▶ [Exercise]: What follows is a listing; restate every line of it word for word.

▶ [Data items]:
⟨

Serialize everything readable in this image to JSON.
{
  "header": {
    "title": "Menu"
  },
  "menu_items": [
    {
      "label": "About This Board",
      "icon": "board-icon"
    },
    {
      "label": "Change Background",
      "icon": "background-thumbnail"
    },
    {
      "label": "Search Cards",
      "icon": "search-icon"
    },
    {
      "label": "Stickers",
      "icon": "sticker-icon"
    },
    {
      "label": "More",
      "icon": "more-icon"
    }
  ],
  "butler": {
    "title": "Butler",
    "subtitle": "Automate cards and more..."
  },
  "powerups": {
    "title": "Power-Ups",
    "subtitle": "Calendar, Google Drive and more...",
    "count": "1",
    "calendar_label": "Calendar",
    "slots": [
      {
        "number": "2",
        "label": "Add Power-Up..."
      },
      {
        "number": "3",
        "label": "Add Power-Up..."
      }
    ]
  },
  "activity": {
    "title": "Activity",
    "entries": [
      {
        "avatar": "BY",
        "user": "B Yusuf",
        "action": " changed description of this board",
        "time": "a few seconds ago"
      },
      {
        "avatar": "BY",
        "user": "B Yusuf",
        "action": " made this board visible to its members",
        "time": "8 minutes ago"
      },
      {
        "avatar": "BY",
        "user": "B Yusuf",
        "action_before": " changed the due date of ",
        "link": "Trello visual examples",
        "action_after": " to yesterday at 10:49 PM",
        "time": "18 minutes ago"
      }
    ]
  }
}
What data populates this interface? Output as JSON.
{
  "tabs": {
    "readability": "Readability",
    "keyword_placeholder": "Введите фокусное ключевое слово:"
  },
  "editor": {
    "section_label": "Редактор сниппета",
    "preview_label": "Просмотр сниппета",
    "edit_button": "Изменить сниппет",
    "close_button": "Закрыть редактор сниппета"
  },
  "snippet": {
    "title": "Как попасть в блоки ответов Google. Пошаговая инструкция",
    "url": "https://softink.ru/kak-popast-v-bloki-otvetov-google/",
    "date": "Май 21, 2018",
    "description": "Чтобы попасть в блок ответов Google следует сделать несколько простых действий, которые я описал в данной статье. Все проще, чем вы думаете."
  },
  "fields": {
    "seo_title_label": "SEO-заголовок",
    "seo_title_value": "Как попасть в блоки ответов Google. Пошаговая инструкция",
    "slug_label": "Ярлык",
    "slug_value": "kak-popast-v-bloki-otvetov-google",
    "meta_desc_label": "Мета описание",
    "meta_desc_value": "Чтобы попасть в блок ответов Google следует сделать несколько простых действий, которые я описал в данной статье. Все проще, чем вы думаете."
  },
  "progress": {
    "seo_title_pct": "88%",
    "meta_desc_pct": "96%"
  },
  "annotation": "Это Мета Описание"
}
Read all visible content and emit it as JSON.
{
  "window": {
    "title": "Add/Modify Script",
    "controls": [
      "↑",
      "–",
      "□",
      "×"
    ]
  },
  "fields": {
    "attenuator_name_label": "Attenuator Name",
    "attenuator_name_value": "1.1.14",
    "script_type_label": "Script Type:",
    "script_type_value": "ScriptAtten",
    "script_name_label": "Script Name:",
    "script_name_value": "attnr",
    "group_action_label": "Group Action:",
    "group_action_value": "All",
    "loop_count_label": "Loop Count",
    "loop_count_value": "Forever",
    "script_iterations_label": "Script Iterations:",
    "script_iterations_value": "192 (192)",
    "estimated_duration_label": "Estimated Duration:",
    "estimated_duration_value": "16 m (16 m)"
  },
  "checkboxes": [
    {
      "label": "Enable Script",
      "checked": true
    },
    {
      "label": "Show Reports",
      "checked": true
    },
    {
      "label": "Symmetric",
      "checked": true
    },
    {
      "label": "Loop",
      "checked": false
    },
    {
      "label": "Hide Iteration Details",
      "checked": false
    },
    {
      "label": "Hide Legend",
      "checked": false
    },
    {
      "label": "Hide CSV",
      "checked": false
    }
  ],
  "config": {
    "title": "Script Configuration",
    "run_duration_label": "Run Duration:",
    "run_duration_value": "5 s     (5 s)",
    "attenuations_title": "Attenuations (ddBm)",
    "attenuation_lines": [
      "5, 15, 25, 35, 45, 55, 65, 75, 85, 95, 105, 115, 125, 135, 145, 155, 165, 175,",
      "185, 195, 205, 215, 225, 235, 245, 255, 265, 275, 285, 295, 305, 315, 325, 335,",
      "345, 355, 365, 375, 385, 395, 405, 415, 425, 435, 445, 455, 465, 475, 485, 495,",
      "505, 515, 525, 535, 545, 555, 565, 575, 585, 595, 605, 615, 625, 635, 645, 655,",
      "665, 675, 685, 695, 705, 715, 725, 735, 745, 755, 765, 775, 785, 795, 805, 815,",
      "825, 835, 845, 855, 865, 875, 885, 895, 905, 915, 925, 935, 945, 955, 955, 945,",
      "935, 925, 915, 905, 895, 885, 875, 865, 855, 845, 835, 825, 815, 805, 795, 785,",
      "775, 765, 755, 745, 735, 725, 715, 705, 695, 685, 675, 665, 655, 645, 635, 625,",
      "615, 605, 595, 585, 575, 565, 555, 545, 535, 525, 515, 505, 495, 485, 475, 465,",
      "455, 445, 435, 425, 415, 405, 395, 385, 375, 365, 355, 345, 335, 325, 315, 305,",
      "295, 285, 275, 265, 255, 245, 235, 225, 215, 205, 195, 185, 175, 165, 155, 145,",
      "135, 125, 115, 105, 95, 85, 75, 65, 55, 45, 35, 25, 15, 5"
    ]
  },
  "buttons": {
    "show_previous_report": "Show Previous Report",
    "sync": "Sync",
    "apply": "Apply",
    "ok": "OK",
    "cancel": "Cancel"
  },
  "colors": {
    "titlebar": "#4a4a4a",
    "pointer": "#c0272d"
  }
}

⟩

▶ [Full response]:
Serialize everything readable in this image to JSON.
{
  "header": {
    "title": "Menu"
  },
  "menu_items": [
    {
      "label": "About This Board",
      "icon": "board-icon"
    },
    {
      "label": "Change Background",
      "icon": "background-thumbnail"
    },
    {
      "label": "Search Cards",
      "icon": "search-icon"
    },
    {
      "label": "Stickers",
      "icon": "sticker-icon"
    },
    {
      "label": "More",
      "icon": "more-icon"
    }
  ],
  "butler": {
    "title": "Butler",
    "subtitle": "Automate cards and more..."
  },
  "powerups": {
    "title": "Power-Ups",
    "subtitle": "Calendar, Google Drive and more...",
    "count": "1",
    "calendar_label": "Calendar",
    "slots": [
      {
        "number": "2",
        "label": "Add Power-Up..."
      },
      {
        "number": "3",
        "label": "Add Power-Up..."
      }
    ]
  },
  "activity": {
    "title": "Activity",
    "entries": [
      {
        "avatar": "BY",
        "user": "B Yusuf",
        "action": " changed description of this board",
        "time": "a few seconds ago"
      },
      {
        "avatar": "BY",
        "user": "B Yusuf",
        "action": " made this board visible to its members",
        "time": "8 minutes ago"
      },
      {
        "avatar": "BY",
        "user": "B Yusuf",
        "action_before": " changed the due date of ",
        "link": "Trello visual examples",
        "action_after": " to yesterday at 10:49 PM",
        "time": "18 minutes ago"
      }
    ]
  }
}
What data populates this interface? Output as JSON.
{
  "tabs": {
    "readability": "Readability",
    "keyword_placeholder": "Введите фокусное ключевое слово:"
  },
  "editor": {
    "section_label": "Редактор сниппета",
    "preview_label": "Просмотр сниппета",
    "edit_button": "Изменить сниппет",
    "close_button": "Закрыть редактор сниппета"
  },
  "snippet": {
    "title": "Как попасть в блоки ответов Google. Пошаговая инструкция",
    "url": "https://softink.ru/kak-popast-v-bloki-otvetov-google/",
    "date": "Май 21, 2018",
    "description": "Чтобы попасть в блок ответов Google следует сделать несколько простых действий, которые я описал в данной статье. Все проще, чем вы думаете."
  },
  "fields": {
    "seo_title_label": "SEO-заголовок",
    "seo_title_value": "Как попасть в блоки ответов Google. Пошаговая инструкция",
    "slug_label": "Ярлык",
    "slug_value": "kak-popast-v-bloki-otvetov-google",
    "meta_desc_label": "Мета описание",
    "meta_desc_value": "Чтобы попасть в блок ответов Google следует сделать несколько простых действий, которые я описал в данной статье. Все проще, чем вы думаете."
  },
  "progress": {
    "seo_title_pct": "88%",
    "meta_desc_pct": "96%"
  },
  "annotation": "Это Мета Описание"
}
Read all visible content and emit it as JSON.
{
  "window": {
    "title": "Add/Modify Script",
    "controls": [
      "↑",
      "–",
      "□",
      "×"
    ]
  },
  "fields": {
    "attenuator_name_label": "Attenuator Name",
    "attenuator_name_value": "1.1.14",
    "script_type_label": "Script Type:",
    "script_type_value": "ScriptAtten",
    "script_name_label": "Script Name:",
    "script_name_value": "attnr",
    "group_action_label": "Group Action:",
    "group_action_value": "All",
    "loop_count_label": "Loop Count",
    "loop_count_value": "Forever",
    "script_iterations_label": "Script Iterations:",
    "script_iterations_value": "192 (192)",
    "estimated_duration_label": "Estimated Duration:",
    "estimated_duration_value": "16 m (16 m)"
  },
  "checkboxes": [
    {
      "label": "Enable Script",
      "checked": true
    },
    {
      "label": "Show Reports",
      "checked": true
    },
    {
      "label": "Symmetric",
      "checked": true
    },
    {
      "label": "Loop",
      "checked": false
    },
    {
      "label": "Hide Iteration Details",
      "checked": false
    },
    {
      "label": "Hide Legend",
      "checked": false
    },
    {
      "label": "Hide CSV",
      "checked": false
    }
  ],
  "config": {
    "title": "Script Configuration",
    "run_duration_label": "Run Duration:",
    "run_duration_value": "5 s     (5 s)",
    "attenuations_title": "Attenuations (ddBm)",
    "attenuation_lines": [
      "5, 15, 25, 35, 45, 55, 65, 75, 85, 95, 105, 115, 125, 135, 145, 155, 165, 175,",
      "185, 195, 205, 215, 225, 235, 245, 255, 265, 275, 285, 295, 305, 315, 325, 335,",
      "345, 355, 365, 375, 385, 395, 405, 415, 425, 435, 445, 455, 465, 475, 485, 495,",
      "505, 515, 525, 535, 545, 555, 565, 575, 585, 595, 605, 615, 625, 635, 645, 655,",
      "665, 675, 685, 695, 705, 715, 725, 735, 745, 755, 765, 775, 785, 795, 805, 815,",
      "825, 835, 845, 855, 865, 875, 885, 895, 905, 915, 925, 935, 945, 955, 955, 945,",
      "935, 925, 915, 905, 895, 885, 875, 865, 855, 845, 835, 825, 815, 805, 795, 785,",
      "775, 765, 755, 745, 735, 725, 715, 705, 695, 685, 675, 665, 655, 645, 635, 625,",
      "615, 605, 595, 585, 575, 565, 555, 545, 535, 525, 515, 505, 495, 485, 475, 465,",
      "455, 445, 435, 425, 415, 405, 395, 385, 375, 365, 355, 345, 335, 325, 315, 305,",
      "295, 285, 275, 265, 255, 245, 235, 225, 215, 205, 195, 185, 175, 165, 155, 145,",
      "135, 125, 115, 105, 95, 85, 75, 65, 55, 45, 35, 25, 15, 5"
    ]
  },
  "buttons": {
    "show_previous_report": "Show Previous Report",
    "sync": "Sync",
    "apply": "Apply",
    "ok": "OK",
    "cancel": "Cancel"
  },
  "colors": {
    "titlebar": "#4a4a4a",
    "pointer": "#c0272d"
  }
}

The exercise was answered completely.